• **Problem**
Look through the listing for the word "السيالة". Copy each line that has it.

• **Provided entries**

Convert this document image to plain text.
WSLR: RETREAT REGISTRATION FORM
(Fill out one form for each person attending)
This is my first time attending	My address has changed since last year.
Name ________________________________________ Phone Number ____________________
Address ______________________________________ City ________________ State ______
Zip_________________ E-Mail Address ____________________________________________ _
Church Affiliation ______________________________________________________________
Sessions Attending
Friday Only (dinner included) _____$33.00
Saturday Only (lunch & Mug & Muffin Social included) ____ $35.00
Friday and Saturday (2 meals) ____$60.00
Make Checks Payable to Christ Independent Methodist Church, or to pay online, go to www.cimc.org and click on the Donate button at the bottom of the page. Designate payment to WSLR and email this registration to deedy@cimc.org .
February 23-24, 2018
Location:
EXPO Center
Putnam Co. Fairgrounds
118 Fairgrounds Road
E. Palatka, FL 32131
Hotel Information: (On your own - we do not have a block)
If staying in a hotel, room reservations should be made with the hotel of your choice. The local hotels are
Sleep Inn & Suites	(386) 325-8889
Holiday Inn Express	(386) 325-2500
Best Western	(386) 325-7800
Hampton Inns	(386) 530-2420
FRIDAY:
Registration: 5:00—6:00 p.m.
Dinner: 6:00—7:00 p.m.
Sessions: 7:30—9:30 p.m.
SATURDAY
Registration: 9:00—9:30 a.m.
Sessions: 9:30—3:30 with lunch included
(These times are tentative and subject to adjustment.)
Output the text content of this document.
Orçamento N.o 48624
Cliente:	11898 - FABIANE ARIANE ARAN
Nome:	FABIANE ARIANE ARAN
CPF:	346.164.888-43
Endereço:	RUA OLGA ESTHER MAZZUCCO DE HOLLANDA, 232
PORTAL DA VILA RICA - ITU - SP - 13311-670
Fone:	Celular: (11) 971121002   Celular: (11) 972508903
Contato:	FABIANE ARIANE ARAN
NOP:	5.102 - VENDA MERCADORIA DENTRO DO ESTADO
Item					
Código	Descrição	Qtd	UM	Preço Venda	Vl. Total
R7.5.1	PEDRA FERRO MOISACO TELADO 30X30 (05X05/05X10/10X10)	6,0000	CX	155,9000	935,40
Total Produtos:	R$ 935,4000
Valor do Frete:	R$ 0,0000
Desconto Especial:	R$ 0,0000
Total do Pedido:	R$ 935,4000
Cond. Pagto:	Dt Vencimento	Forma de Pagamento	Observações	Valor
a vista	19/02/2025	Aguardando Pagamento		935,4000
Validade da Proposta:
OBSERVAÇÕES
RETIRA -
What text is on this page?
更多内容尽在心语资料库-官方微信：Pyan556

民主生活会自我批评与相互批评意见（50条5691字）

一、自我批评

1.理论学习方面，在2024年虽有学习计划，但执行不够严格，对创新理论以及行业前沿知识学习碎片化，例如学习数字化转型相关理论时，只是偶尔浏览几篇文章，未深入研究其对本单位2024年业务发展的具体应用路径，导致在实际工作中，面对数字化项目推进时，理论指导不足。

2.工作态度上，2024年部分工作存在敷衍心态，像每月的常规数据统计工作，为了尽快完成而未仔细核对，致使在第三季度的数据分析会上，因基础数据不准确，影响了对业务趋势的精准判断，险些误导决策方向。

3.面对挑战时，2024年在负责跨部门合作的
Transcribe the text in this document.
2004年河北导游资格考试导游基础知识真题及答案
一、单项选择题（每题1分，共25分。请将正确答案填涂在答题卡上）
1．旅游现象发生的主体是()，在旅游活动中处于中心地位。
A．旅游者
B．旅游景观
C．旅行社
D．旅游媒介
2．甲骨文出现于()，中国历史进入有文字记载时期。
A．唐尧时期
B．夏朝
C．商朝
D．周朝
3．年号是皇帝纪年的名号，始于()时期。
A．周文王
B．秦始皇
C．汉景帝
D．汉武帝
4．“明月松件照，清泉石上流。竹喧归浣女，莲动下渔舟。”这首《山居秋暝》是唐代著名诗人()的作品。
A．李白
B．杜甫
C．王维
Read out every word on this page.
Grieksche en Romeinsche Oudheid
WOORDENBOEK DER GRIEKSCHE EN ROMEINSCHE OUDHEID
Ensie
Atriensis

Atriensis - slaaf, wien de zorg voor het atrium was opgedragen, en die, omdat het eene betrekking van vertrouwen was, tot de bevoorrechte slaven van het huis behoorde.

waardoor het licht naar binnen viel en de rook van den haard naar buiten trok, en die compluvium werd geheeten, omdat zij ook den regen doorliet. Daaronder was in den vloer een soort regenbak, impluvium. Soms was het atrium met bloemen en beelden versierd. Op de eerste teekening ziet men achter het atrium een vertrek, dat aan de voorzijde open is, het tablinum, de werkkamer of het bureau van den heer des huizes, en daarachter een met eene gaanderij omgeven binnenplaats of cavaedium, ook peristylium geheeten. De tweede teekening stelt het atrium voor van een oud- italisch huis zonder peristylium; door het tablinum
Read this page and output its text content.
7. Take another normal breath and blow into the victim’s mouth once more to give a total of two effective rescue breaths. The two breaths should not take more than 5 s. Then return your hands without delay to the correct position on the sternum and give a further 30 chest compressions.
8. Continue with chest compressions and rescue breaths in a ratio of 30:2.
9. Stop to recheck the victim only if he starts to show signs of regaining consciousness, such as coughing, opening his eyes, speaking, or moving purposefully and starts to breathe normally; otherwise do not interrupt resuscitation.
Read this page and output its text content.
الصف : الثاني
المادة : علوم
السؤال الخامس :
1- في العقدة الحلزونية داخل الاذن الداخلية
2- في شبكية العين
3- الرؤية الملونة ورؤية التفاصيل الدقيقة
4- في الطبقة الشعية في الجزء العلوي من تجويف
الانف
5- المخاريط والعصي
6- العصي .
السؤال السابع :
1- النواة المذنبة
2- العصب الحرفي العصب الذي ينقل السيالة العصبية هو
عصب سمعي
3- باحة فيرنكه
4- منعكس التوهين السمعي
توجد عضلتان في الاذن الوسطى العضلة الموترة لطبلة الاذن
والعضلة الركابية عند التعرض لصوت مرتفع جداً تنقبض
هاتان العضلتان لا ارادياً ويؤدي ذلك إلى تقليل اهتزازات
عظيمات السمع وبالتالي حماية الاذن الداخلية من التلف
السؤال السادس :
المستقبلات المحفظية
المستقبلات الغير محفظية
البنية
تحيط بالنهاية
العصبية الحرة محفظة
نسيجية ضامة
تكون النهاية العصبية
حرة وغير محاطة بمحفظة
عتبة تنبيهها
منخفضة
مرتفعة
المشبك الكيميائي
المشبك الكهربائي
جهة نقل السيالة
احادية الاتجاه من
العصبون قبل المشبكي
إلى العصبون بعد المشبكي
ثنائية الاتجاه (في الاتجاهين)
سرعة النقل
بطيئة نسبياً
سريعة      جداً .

• **Written solution**
2- العصب الحرفي العصب الذي ينقل السيالة العصبية هو
جهة نقل السيالة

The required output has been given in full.